(begin)

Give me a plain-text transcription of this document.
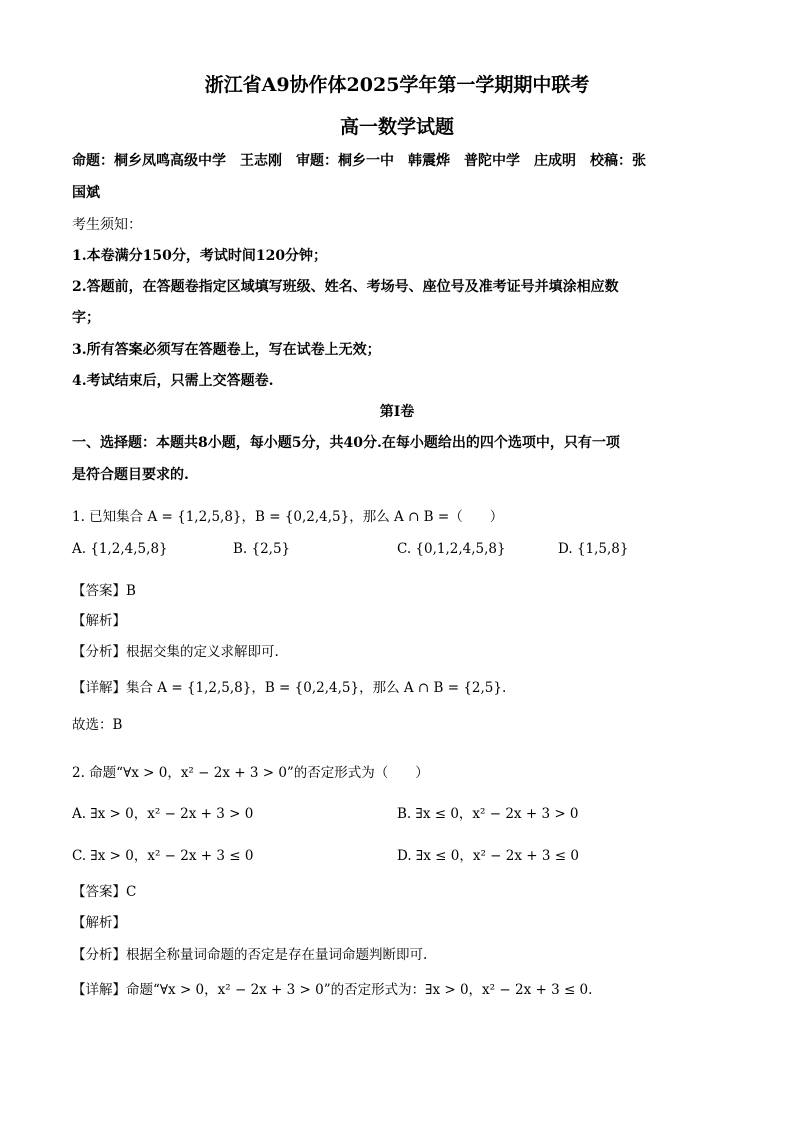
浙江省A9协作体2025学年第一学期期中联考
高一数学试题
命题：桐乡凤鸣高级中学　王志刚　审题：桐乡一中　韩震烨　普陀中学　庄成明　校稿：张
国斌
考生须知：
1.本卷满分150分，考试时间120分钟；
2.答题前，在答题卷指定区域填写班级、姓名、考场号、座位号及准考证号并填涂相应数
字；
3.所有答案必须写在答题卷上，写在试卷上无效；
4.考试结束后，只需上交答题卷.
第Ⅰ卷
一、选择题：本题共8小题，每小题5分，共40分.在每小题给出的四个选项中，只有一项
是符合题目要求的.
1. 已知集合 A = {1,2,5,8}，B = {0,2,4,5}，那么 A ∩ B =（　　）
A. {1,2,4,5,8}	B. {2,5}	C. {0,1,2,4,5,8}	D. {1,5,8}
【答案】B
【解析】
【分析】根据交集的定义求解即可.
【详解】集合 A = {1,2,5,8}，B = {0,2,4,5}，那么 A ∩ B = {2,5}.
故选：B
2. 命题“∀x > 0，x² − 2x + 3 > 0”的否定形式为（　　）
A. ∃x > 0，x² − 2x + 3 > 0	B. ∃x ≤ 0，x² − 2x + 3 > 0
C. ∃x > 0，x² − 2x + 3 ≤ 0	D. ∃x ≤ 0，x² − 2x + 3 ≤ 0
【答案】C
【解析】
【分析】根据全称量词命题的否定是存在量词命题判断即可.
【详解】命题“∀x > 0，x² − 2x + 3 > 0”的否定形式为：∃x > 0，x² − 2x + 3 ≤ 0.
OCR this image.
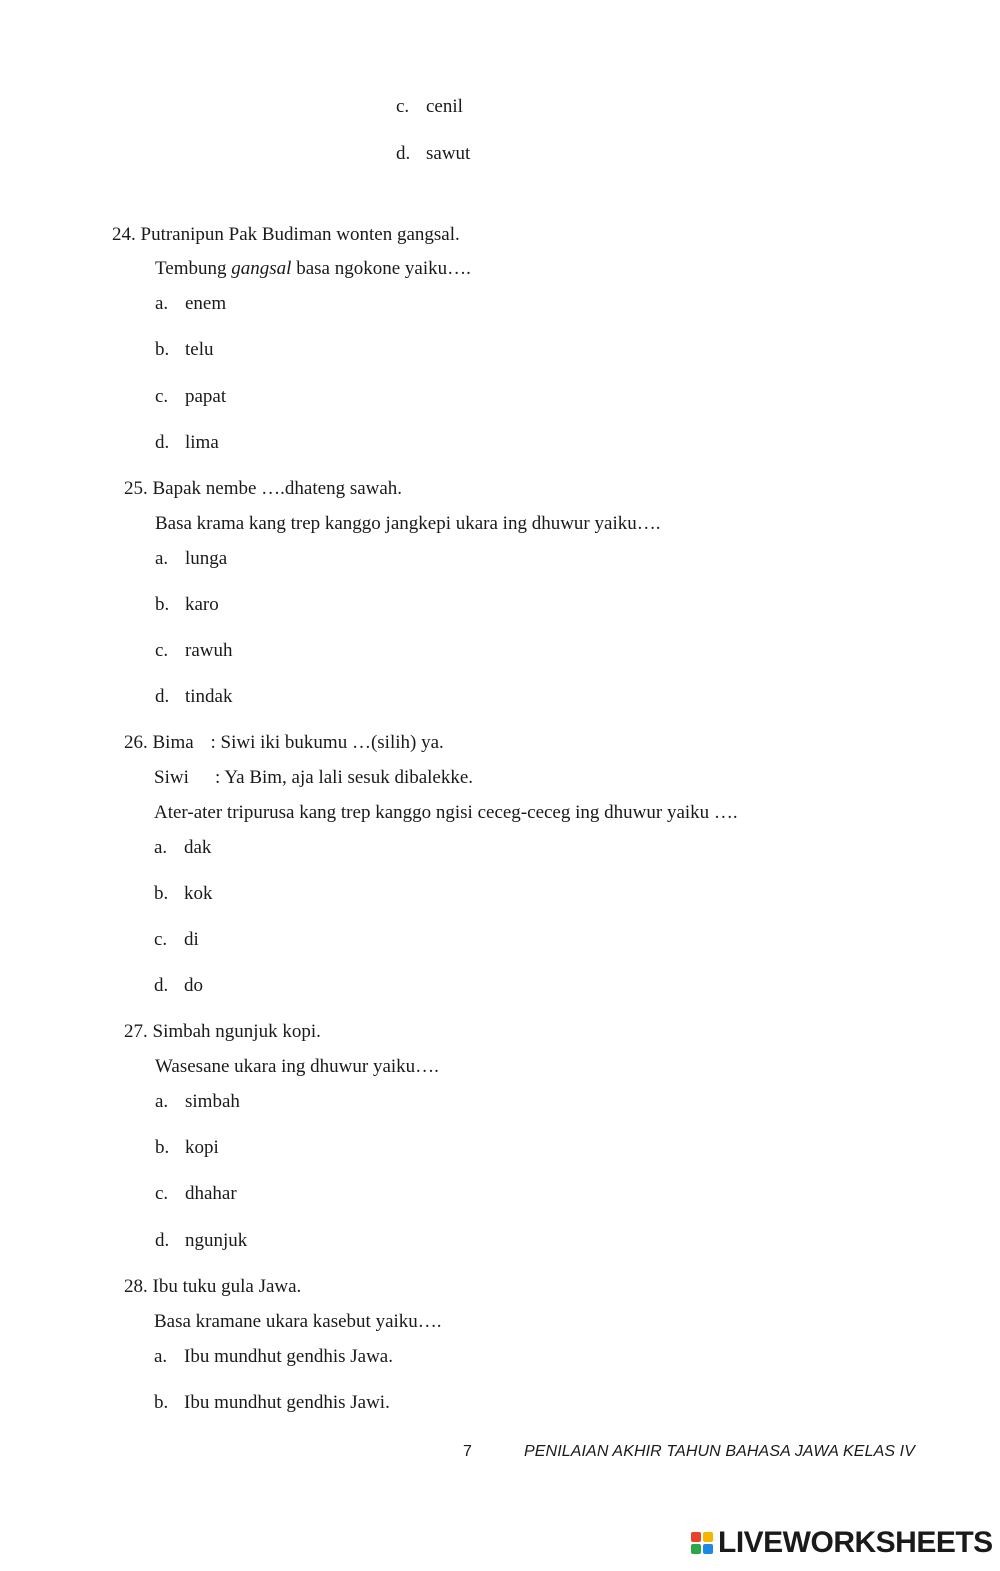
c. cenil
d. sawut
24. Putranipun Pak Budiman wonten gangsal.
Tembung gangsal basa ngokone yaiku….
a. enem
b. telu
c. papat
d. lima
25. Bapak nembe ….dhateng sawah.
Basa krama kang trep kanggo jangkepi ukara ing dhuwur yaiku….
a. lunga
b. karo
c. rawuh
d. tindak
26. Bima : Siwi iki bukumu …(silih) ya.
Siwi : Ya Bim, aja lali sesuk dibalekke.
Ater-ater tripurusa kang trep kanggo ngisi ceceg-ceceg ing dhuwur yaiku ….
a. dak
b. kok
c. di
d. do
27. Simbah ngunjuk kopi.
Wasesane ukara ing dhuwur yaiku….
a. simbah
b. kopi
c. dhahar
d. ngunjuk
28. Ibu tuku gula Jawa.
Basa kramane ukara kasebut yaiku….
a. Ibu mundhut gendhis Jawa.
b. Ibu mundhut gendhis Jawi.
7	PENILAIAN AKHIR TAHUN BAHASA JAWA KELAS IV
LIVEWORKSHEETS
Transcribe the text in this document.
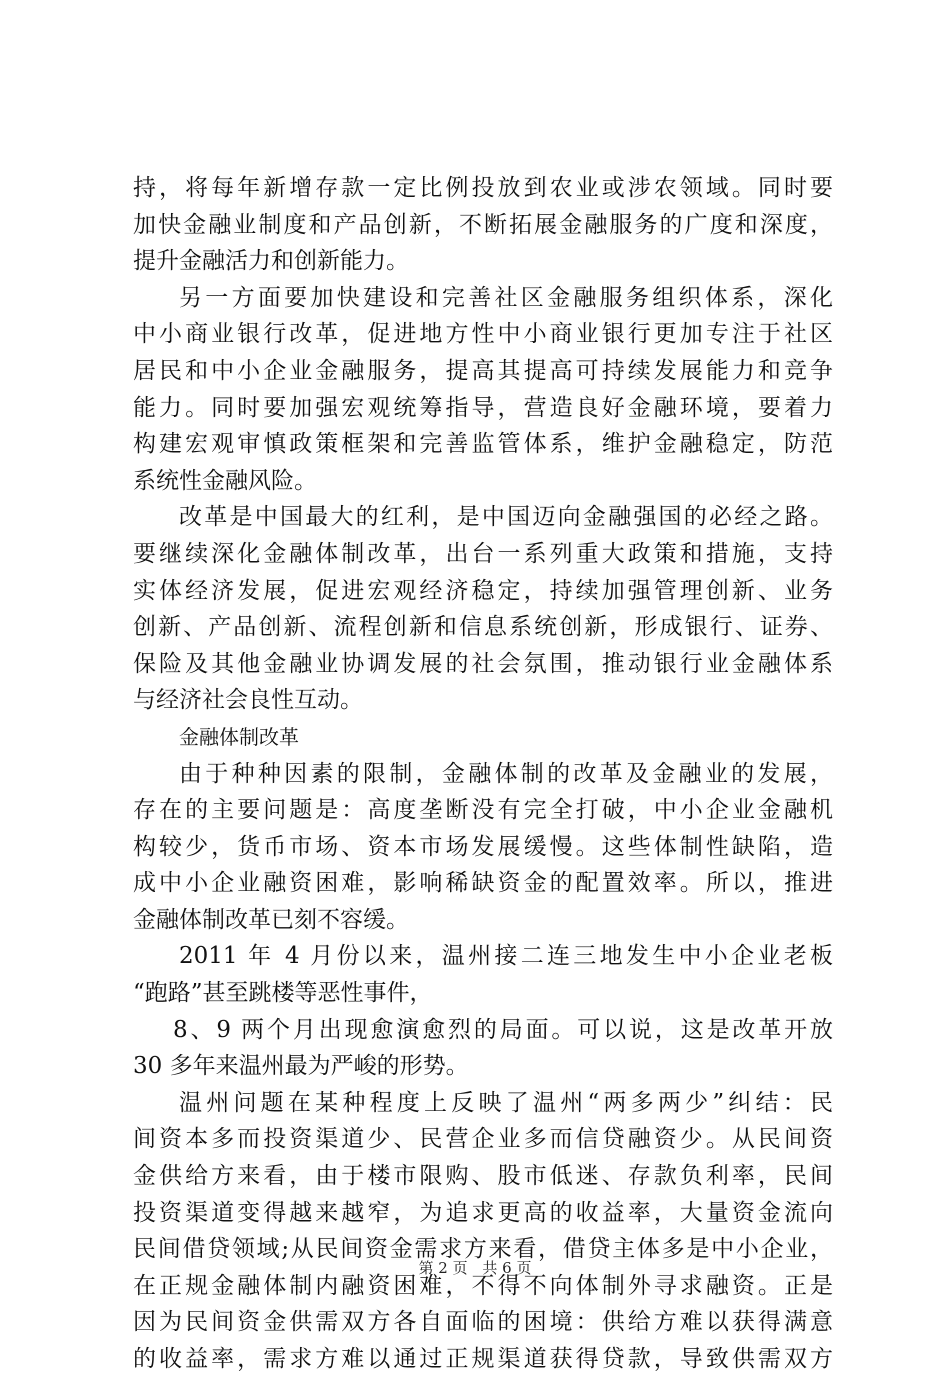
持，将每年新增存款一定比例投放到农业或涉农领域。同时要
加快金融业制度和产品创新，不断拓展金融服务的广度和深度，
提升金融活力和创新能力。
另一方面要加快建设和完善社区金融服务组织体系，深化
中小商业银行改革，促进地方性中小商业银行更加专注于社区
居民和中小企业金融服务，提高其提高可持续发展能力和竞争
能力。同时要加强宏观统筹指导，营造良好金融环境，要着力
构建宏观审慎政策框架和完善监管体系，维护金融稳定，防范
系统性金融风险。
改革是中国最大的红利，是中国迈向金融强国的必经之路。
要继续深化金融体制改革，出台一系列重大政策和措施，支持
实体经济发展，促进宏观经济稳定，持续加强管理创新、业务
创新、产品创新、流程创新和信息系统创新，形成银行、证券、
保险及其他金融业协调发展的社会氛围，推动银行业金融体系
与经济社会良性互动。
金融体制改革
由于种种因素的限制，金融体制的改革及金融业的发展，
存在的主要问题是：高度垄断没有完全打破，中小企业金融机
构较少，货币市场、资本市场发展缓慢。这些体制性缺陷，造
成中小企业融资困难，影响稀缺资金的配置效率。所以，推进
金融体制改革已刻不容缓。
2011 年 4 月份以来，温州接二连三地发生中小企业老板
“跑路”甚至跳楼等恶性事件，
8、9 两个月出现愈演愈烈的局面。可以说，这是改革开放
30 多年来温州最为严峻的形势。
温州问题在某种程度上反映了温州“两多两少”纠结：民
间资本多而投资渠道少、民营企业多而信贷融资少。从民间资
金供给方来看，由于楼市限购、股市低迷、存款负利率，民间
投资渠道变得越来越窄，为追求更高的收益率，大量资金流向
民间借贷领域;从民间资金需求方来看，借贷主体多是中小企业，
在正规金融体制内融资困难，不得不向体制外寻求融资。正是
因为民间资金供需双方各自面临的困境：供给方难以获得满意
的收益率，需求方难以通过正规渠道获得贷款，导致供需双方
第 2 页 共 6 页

(end)

> **WHAT IS NEEDED**: Will you restate every entry word for word and omit the images?

> **THE COMPLETED TASK**:
Give me a plain-text transcription of this document.
浙江省A9协作体2025学年第一学期期中联考
高一数学试题
命题：桐乡凤鸣高级中学　王志刚　审题：桐乡一中　韩震烨　普陀中学　庄成明　校稿：张
国斌
考生须知：
1.本卷满分150分，考试时间120分钟；
2.答题前，在答题卷指定区域填写班级、姓名、考场号、座位号及准考证号并填涂相应数
字；
3.所有答案必须写在答题卷上，写在试卷上无效；
4.考试结束后，只需上交答题卷.
第Ⅰ卷
一、选择题：本题共8小题，每小题5分，共40分.在每小题给出的四个选项中，只有一项
是符合题目要求的.
1. 已知集合 A = {1,2,5,8}，B = {0,2,4,5}，那么 A ∩ B =（　　）
A. {1,2,4,5,8}	B. {2,5}	C. {0,1,2,4,5,8}	D. {1,5,8}
【答案】B
【解析】
【分析】根据交集的定义求解即可.
【详解】集合 A = {1,2,5,8}，B = {0,2,4,5}，那么 A ∩ B = {2,5}.
故选：B
2. 命题“∀x > 0，x² − 2x + 3 > 0”的否定形式为（　　）
A. ∃x > 0，x² − 2x + 3 > 0	B. ∃x ≤ 0，x² − 2x + 3 > 0
C. ∃x > 0，x² − 2x + 3 ≤ 0	D. ∃x ≤ 0，x² − 2x + 3 ≤ 0
【答案】C
【解析】
【分析】根据全称量词命题的否定是存在量词命题判断即可.
【详解】命题“∀x > 0，x² − 2x + 3 > 0”的否定形式为：∃x > 0，x² − 2x + 3 ≤ 0.
OCR this image.
c. cenil
d. sawut
24. Putranipun Pak Budiman wonten gangsal.
Tembung gangsal basa ngokone yaiku….
a. enem
b. telu
c. papat
d. lima
25. Bapak nembe ….dhateng sawah.
Basa krama kang trep kanggo jangkepi ukara ing dhuwur yaiku….
a. lunga
b. karo
c. rawuh
d. tindak
26. Bima : Siwi iki bukumu …(silih) ya.
Siwi : Ya Bim, aja lali sesuk dibalekke.
Ater-ater tripurusa kang trep kanggo ngisi ceceg-ceceg ing dhuwur yaiku ….
a. dak
b. kok
c. di
d. do
27. Simbah ngunjuk kopi.
Wasesane ukara ing dhuwur yaiku….
a. simbah
b. kopi
c. dhahar
d. ngunjuk
28. Ibu tuku gula Jawa.
Basa kramane ukara kasebut yaiku….
a. Ibu mundhut gendhis Jawa.
b. Ibu mundhut gendhis Jawi.
7	PENILAIAN AKHIR TAHUN BAHASA JAWA KELAS IV
LIVEWORKSHEETS
Transcribe the text in this document.
持，将每年新增存款一定比例投放到农业或涉农领域。同时要
加快金融业制度和产品创新，不断拓展金融服务的广度和深度，
提升金融活力和创新能力。
另一方面要加快建设和完善社区金融服务组织体系，深化
中小商业银行改革，促进地方性中小商业银行更加专注于社区
居民和中小企业金融服务，提高其提高可持续发展能力和竞争
能力。同时要加强宏观统筹指导，营造良好金融环境，要着力
构建宏观审慎政策框架和完善监管体系，维护金融稳定，防范
系统性金融风险。
改革是中国最大的红利，是中国迈向金融强国的必经之路。
要继续深化金融体制改革，出台一系列重大政策和措施，支持
实体经济发展，促进宏观经济稳定，持续加强管理创新、业务
创新、产品创新、流程创新和信息系统创新，形成银行、证券、
保险及其他金融业协调发展的社会氛围，推动银行业金融体系
与经济社会良性互动。
金融体制改革
由于种种因素的限制，金融体制的改革及金融业的发展，
存在的主要问题是：高度垄断没有完全打破，中小企业金融机
构较少，货币市场、资本市场发展缓慢。这些体制性缺陷，造
成中小企业融资困难，影响稀缺资金的配置效率。所以，推进
金融体制改革已刻不容缓。
2011 年 4 月份以来，温州接二连三地发生中小企业老板
“跑路”甚至跳楼等恶性事件，
8、9 两个月出现愈演愈烈的局面。可以说，这是改革开放
30 多年来温州最为严峻的形势。
温州问题在某种程度上反映了温州“两多两少”纠结：民
间资本多而投资渠道少、民营企业多而信贷融资少。从民间资
金供给方来看，由于楼市限购、股市低迷、存款负利率，民间
投资渠道变得越来越窄，为追求更高的收益率，大量资金流向
民间借贷领域;从民间资金需求方来看，借贷主体多是中小企业，
在正规金融体制内融资困难，不得不向体制外寻求融资。正是
因为民间资金供需双方各自面临的困境：供给方难以获得满意
的收益率，需求方难以通过正规渠道获得贷款，导致供需双方
第 2 页 共 6 页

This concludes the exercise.